GIVEN INSTRUCTION —
Write out the entries below once more, exactly, with the pictures left out.
+===+
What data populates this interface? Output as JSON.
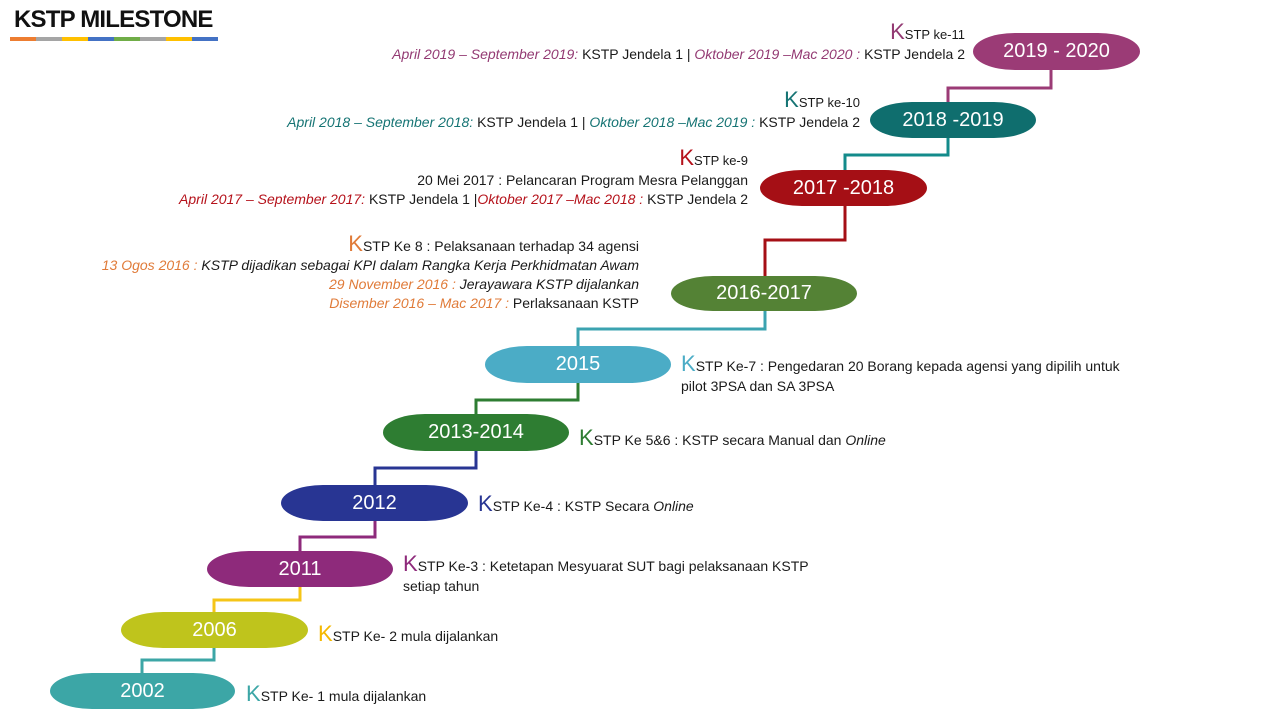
{
  "title": "KSTP MILESTONE",
  "title_bar": [
    "#ed7d31",
    "#a5a5a5",
    "#ffc000",
    "#4472c4",
    "#70ad47",
    "#a5a5a5",
    "#ffc000",
    "#4472c4"
  ],
  "connector_colors": [
    "#3ca6a6",
    "#f5c518",
    "#8e2a7b",
    "#283593",
    "#2e7d32",
    "#3ba3b0",
    "#a50f15",
    "#138b8b",
    "#9b3b76"
  ],
  "milestones": [
    {
      "year": "2002",
      "pill_color": "#3ca6a6",
      "accent_color": "#3ca6a6",
      "note": {
        "k": "K",
        "heading": "STP Ke- 1 mula dijalankan"
      }
    },
    {
      "year": "2006",
      "pill_color": "#bfc41c",
      "accent_color": "#f5b800",
      "note": {
        "k": "K",
        "heading": "STP Ke- 2 mula dijalankan"
      }
    },
    {
      "year": "2011",
      "pill_color": "#8e2a7b",
      "accent_color": "#8e2a7b",
      "note": {
        "k": "K",
        "heading": "STP Ke-3",
        "text": ": Ketetapan Mesyuarat SUT bagi pelaksanaan KSTP",
        "text_line2": "setiap tahun"
      }
    },
    {
      "year": "2012",
      "pill_color": "#283593",
      "accent_color": "#283593",
      "note": {
        "k": "K",
        "heading": "STP Ke-4",
        "text": ": KSTP Secara",
        "emphasis": "Online"
      }
    },
    {
      "year": "2013-2014",
      "pill_color": "#2e7d32",
      "accent_color": "#2e7d32",
      "note": {
        "k": "K",
        "heading": "STP Ke 5&6",
        "text": ": KSTP secara Manual dan",
        "emphasis": "Online"
      }
    },
    {
      "year": "2015",
      "pill_color": "#4bacc6",
      "accent_color": "#4bacc6",
      "note": {
        "k": "K",
        "heading": "STP Ke-7",
        "text": ": Pengedaran 20 Borang kepada agensi yang dipilih untuk",
        "text_line2": "pilot 3PSA dan SA 3PSA"
      }
    },
    {
      "year": "2016-2017",
      "pill_color": "#548235",
      "accent_color": "#e07b39",
      "note": {
        "k": "K",
        "heading": "STP Ke 8",
        "text": ": Pelaksanaan terhadap 34 agensi",
        "events": [
          {
            "date": "13 Ogos 2016 :",
            "text": "KSTP dijadikan sebagai KPI dalam Rangka Kerja Perkhidmatan Awam"
          },
          {
            "date": "29 November 2016 :",
            "text": "Jerayawara KSTP dijalankan"
          },
          {
            "date": "Disember 2016 – Mac 2017 :",
            "text": "Perlaksanaan KSTP"
          }
        ]
      }
    },
    {
      "year": "2017 -2018",
      "pill_color": "#a50f15",
      "accent_color": "#b5121b",
      "note": {
        "k": "K",
        "heading": "STP ke-9",
        "event": "20 Mei 2017 : Pelancaran Program Mesra Pelanggan",
        "period1": "April 2017 – September 2017:",
        "window1": "KSTP Jendela 1",
        "separator": "|",
        "period2": "Oktober 2017 –Mac 2018 :",
        "window2": "KSTP Jendela 2"
      }
    },
    {
      "year": "2018 -2019",
      "pill_color": "#0f6e6e",
      "accent_color": "#167474",
      "note": {
        "k": "K",
        "heading": "STP ke-10",
        "period1": "April 2018 – September 2018:",
        "window1": "KSTP Jendela 1",
        "separator": "|",
        "period2": "Oktober 2018 –Mac 2019 :",
        "window2": "KSTP Jendela 2"
      }
    },
    {
      "year": "2019 - 2020",
      "pill_color": "#9b3b76",
      "accent_color": "#933a73",
      "note": {
        "k": "K",
        "heading": "STP ke-11",
        "period1": "April 2019 – September 2019:",
        "window1": "KSTP Jendela 1",
        "separator": "|",
        "period2": "Oktober 2019 –Mac 2020 :",
        "window2": "KSTP Jendela 2"
      }
    }
  ]
}
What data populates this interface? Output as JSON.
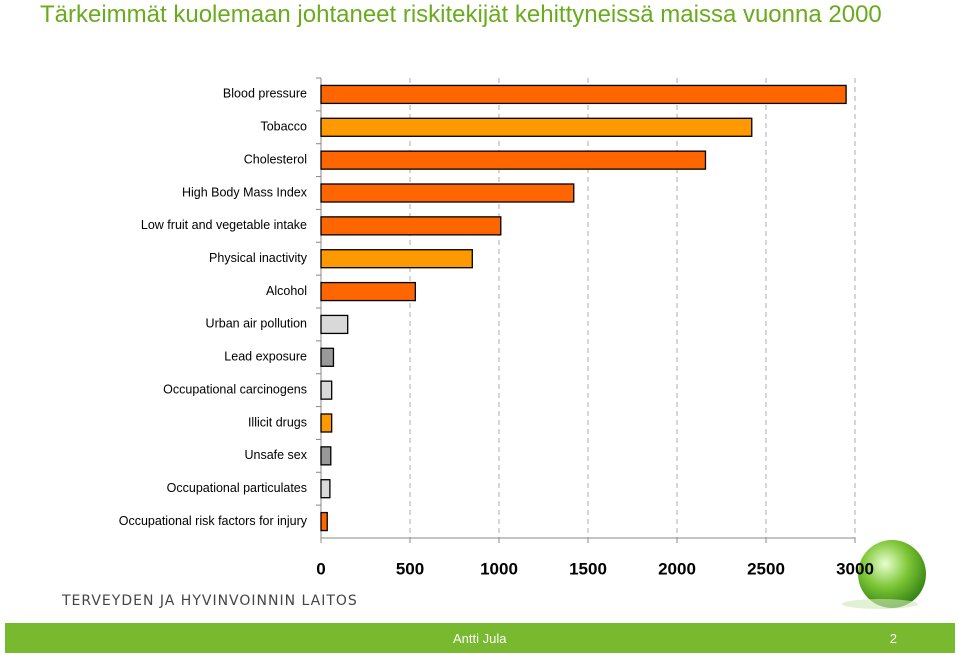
{
  "chart_data": {
    "type": "hbar",
    "title": "Tärkeimmät kuolemaan johtaneet riskitekijät kehittyneissä maissa vuonna 2000",
    "categories": [
      "Blood pressure",
      "Tobacco",
      "Cholesterol",
      "High Body Mass Index",
      "Low fruit and vegetable intake",
      "Physical inactivity",
      "Alcohol",
      "Urban air pollution",
      "Lead exposure",
      "Occupational carcinogens",
      "Illicit drugs",
      "Unsafe sex",
      "Occupational particulates",
      "Occupational risk factors for injury"
    ],
    "values": [
      2950,
      2420,
      2160,
      1420,
      1010,
      850,
      530,
      150,
      70,
      60,
      60,
      55,
      50,
      35
    ],
    "colors": [
      "#ff6600",
      "#ff9900",
      "#ff6600",
      "#ff6600",
      "#ff6600",
      "#ff9900",
      "#ff6600",
      "#d9d9d9",
      "#999999",
      "#d9d9d9",
      "#ff9900",
      "#999999",
      "#d9d9d9",
      "#ff6600"
    ],
    "xlim": [
      0,
      3000
    ],
    "xticks": [
      0,
      500,
      1000,
      1500,
      2000,
      2500,
      3000
    ],
    "grid": true
  },
  "organization": "TERVEYDEN JA HYVINVOINNIN LAITOS",
  "footer": {
    "author": "Antti Jula",
    "page": "2"
  }
}
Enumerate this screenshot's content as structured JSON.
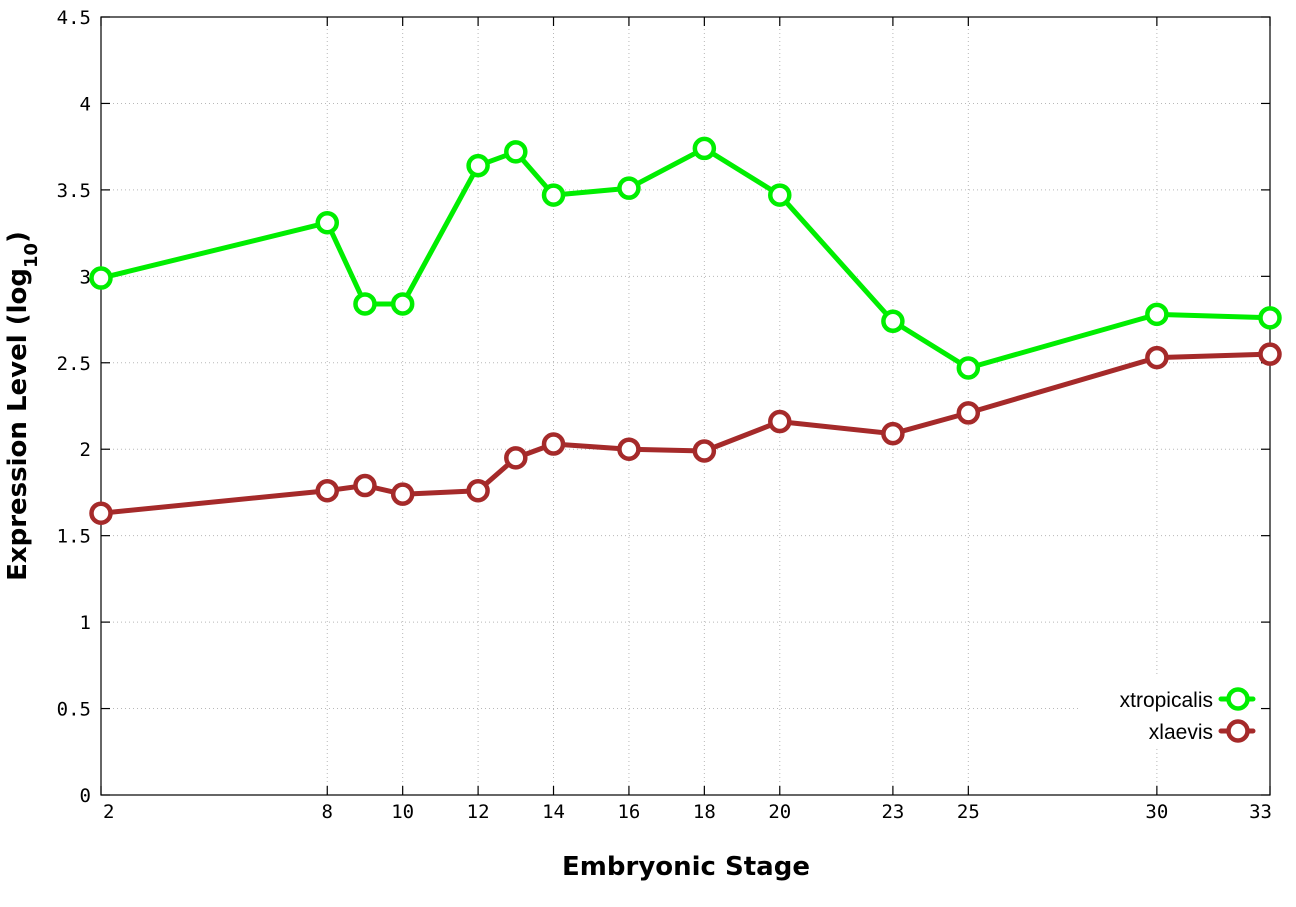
{
  "chart_data": {
    "type": "line",
    "title": "",
    "xlabel": "Embryonic Stage",
    "ylabel": {
      "main": "Expression Level (log",
      "subscript": "10",
      "close": ")"
    },
    "x": [
      2,
      8,
      9,
      10,
      12,
      13,
      14,
      16,
      18,
      20,
      23,
      25,
      30,
      33
    ],
    "x_ticks": [
      2,
      8,
      10,
      12,
      14,
      16,
      18,
      20,
      23,
      25,
      30,
      33
    ],
    "x_tick_labels": [
      "2",
      "8",
      "10",
      "12",
      "14",
      "16",
      "18",
      "20",
      "23",
      "25",
      "30",
      "33"
    ],
    "xlim": [
      2,
      33
    ],
    "ylim": [
      0,
      4.5
    ],
    "y_ticks": [
      0,
      0.5,
      1,
      1.5,
      2,
      2.5,
      3,
      3.5,
      4,
      4.5
    ],
    "y_tick_labels": [
      "0",
      "0.5",
      "1",
      "1.5",
      "2",
      "2.5",
      "3",
      "3.5",
      "4",
      "4.5"
    ],
    "grid": true,
    "legend_position": "bottom-right",
    "series": [
      {
        "name": "xtropicalis",
        "color": "#00ee00",
        "marker": "open-circle",
        "values": [
          2.99,
          3.31,
          2.84,
          2.84,
          3.64,
          3.72,
          3.47,
          3.51,
          3.74,
          3.47,
          2.74,
          2.47,
          2.78,
          2.76
        ]
      },
      {
        "name": "xlaevis",
        "color": "#a52a2a",
        "marker": "open-circle",
        "values": [
          1.63,
          1.76,
          1.79,
          1.74,
          1.76,
          1.95,
          2.03,
          2.0,
          1.99,
          2.16,
          2.09,
          2.21,
          2.53,
          2.55
        ]
      }
    ]
  }
}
+===+
OUTPUT BELOW —
What data populates this interface? Output as JSON.
{
  "title": "KSTP MILESTONE",
  "title_bar": [
    "#ed7d31",
    "#a5a5a5",
    "#ffc000",
    "#4472c4",
    "#70ad47",
    "#a5a5a5",
    "#ffc000",
    "#4472c4"
  ],
  "connector_colors": [
    "#3ca6a6",
    "#f5c518",
    "#8e2a7b",
    "#283593",
    "#2e7d32",
    "#3ba3b0",
    "#a50f15",
    "#138b8b",
    "#9b3b76"
  ],
  "milestones": [
    {
      "year": "2002",
      "pill_color": "#3ca6a6",
      "accent_color": "#3ca6a6",
      "note": {
        "k": "K",
        "heading": "STP Ke- 1 mula dijalankan"
      }
    },
    {
      "year": "2006",
      "pill_color": "#bfc41c",
      "accent_color": "#f5b800",
      "note": {
        "k": "K",
        "heading": "STP Ke- 2 mula dijalankan"
      }
    },
    {
      "year": "2011",
      "pill_color": "#8e2a7b",
      "accent_color": "#8e2a7b",
      "note": {
        "k": "K",
        "heading": "STP Ke-3",
        "text": ": Ketetapan Mesyuarat SUT bagi pelaksanaan KSTP",
        "text_line2": "setiap tahun"
      }
    },
    {
      "year": "2012",
      "pill_color": "#283593",
      "accent_color": "#283593",
      "note": {
        "k": "K",
        "heading": "STP Ke-4",
        "text": ": KSTP Secara",
        "emphasis": "Online"
      }
    },
    {
      "year": "2013-2014",
      "pill_color": "#2e7d32",
      "accent_color": "#2e7d32",
      "note": {
        "k": "K",
        "heading": "STP Ke 5&6",
        "text": ": KSTP secara Manual dan",
        "emphasis": "Online"
      }
    },
    {
      "year": "2015",
      "pill_color": "#4bacc6",
      "accent_color": "#4bacc6",
      "note": {
        "k": "K",
        "heading": "STP Ke-7",
        "text": ": Pengedaran 20 Borang kepada agensi yang dipilih untuk",
        "text_line2": "pilot 3PSA dan SA 3PSA"
      }
    },
    {
      "year": "2016-2017",
      "pill_color": "#548235",
      "accent_color": "#e07b39",
      "note": {
        "k": "K",
        "heading": "STP Ke 8",
        "text": ": Pelaksanaan terhadap 34 agensi",
        "events": [
          {
            "date": "13 Ogos 2016 :",
            "text": "KSTP dijadikan sebagai KPI dalam Rangka Kerja Perkhidmatan Awam"
          },
          {
            "date": "29 November 2016 :",
            "text": "Jerayawara KSTP dijalankan"
          },
          {
            "date": "Disember 2016 – Mac 2017 :",
            "text": "Perlaksanaan KSTP"
          }
        ]
      }
    },
    {
      "year": "2017 -2018",
      "pill_color": "#a50f15",
      "accent_color": "#b5121b",
      "note": {
        "k": "K",
        "heading": "STP ke-9",
        "event": "20 Mei 2017 : Pelancaran Program Mesra Pelanggan",
        "period1": "April 2017 – September 2017:",
        "window1": "KSTP Jendela 1",
        "separator": "|",
        "period2": "Oktober 2017 –Mac 2018 :",
        "window2": "KSTP Jendela 2"
      }
    },
    {
      "year": "2018 -2019",
      "pill_color": "#0f6e6e",
      "accent_color": "#167474",
      "note": {
        "k": "K",
        "heading": "STP ke-10",
        "period1": "April 2018 – September 2018:",
        "window1": "KSTP Jendela 1",
        "separator": "|",
        "period2": "Oktober 2018 –Mac 2019 :",
        "window2": "KSTP Jendela 2"
      }
    },
    {
      "year": "2019 - 2020",
      "pill_color": "#9b3b76",
      "accent_color": "#933a73",
      "note": {
        "k": "K",
        "heading": "STP ke-11",
        "period1": "April 2019 – September 2019:",
        "window1": "KSTP Jendela 1",
        "separator": "|",
        "period2": "Oktober 2019 –Mac 2020 :",
        "window2": "KSTP Jendela 2"
      }
    }
  ]
}
What data populates this interface? Output as JSON.
{
  "chart_data": {
    "type": "hbar",
    "title": "Tärkeimmät kuolemaan johtaneet riskitekijät kehittyneissä maissa vuonna 2000",
    "categories": [
      "Blood pressure",
      "Tobacco",
      "Cholesterol",
      "High Body Mass Index",
      "Low fruit and vegetable intake",
      "Physical inactivity",
      "Alcohol",
      "Urban air pollution",
      "Lead exposure",
      "Occupational carcinogens",
      "Illicit drugs",
      "Unsafe sex",
      "Occupational particulates",
      "Occupational risk factors for injury"
    ],
    "values": [
      2950,
      2420,
      2160,
      1420,
      1010,
      850,
      530,
      150,
      70,
      60,
      60,
      55,
      50,
      35
    ],
    "colors": [
      "#ff6600",
      "#ff9900",
      "#ff6600",
      "#ff6600",
      "#ff6600",
      "#ff9900",
      "#ff6600",
      "#d9d9d9",
      "#999999",
      "#d9d9d9",
      "#ff9900",
      "#999999",
      "#d9d9d9",
      "#ff6600"
    ],
    "xlim": [
      0,
      3000
    ],
    "xticks": [
      0,
      500,
      1000,
      1500,
      2000,
      2500,
      3000
    ],
    "grid": true
  },
  "organization": "TERVEYDEN JA HYVINVOINNIN LAITOS",
  "footer": {
    "author": "Antti Jula",
    "page": "2"
  }
}
Enumerate this screenshot's content as structured JSON.
{
  "chart_data": {
    "type": "line",
    "title": "",
    "xlabel": "Embryonic Stage",
    "ylabel": {
      "main": "Expression Level (log",
      "subscript": "10",
      "close": ")"
    },
    "x": [
      2,
      8,
      9,
      10,
      12,
      13,
      14,
      16,
      18,
      20,
      23,
      25,
      30,
      33
    ],
    "x_ticks": [
      2,
      8,
      10,
      12,
      14,
      16,
      18,
      20,
      23,
      25,
      30,
      33
    ],
    "x_tick_labels": [
      "2",
      "8",
      "10",
      "12",
      "14",
      "16",
      "18",
      "20",
      "23",
      "25",
      "30",
      "33"
    ],
    "xlim": [
      2,
      33
    ],
    "ylim": [
      0,
      4.5
    ],
    "y_ticks": [
      0,
      0.5,
      1,
      1.5,
      2,
      2.5,
      3,
      3.5,
      4,
      4.5
    ],
    "y_tick_labels": [
      "0",
      "0.5",
      "1",
      "1.5",
      "2",
      "2.5",
      "3",
      "3.5",
      "4",
      "4.5"
    ],
    "grid": true,
    "legend_position": "bottom-right",
    "series": [
      {
        "name": "xtropicalis",
        "color": "#00ee00",
        "marker": "open-circle",
        "values": [
          2.99,
          3.31,
          2.84,
          2.84,
          3.64,
          3.72,
          3.47,
          3.51,
          3.74,
          3.47,
          2.74,
          2.47,
          2.78,
          2.76
        ]
      },
      {
        "name": "xlaevis",
        "color": "#a52a2a",
        "marker": "open-circle",
        "values": [
          1.63,
          1.76,
          1.79,
          1.74,
          1.76,
          1.95,
          2.03,
          2.0,
          1.99,
          2.16,
          2.09,
          2.21,
          2.53,
          2.55
        ]
      }
    ]
  }
}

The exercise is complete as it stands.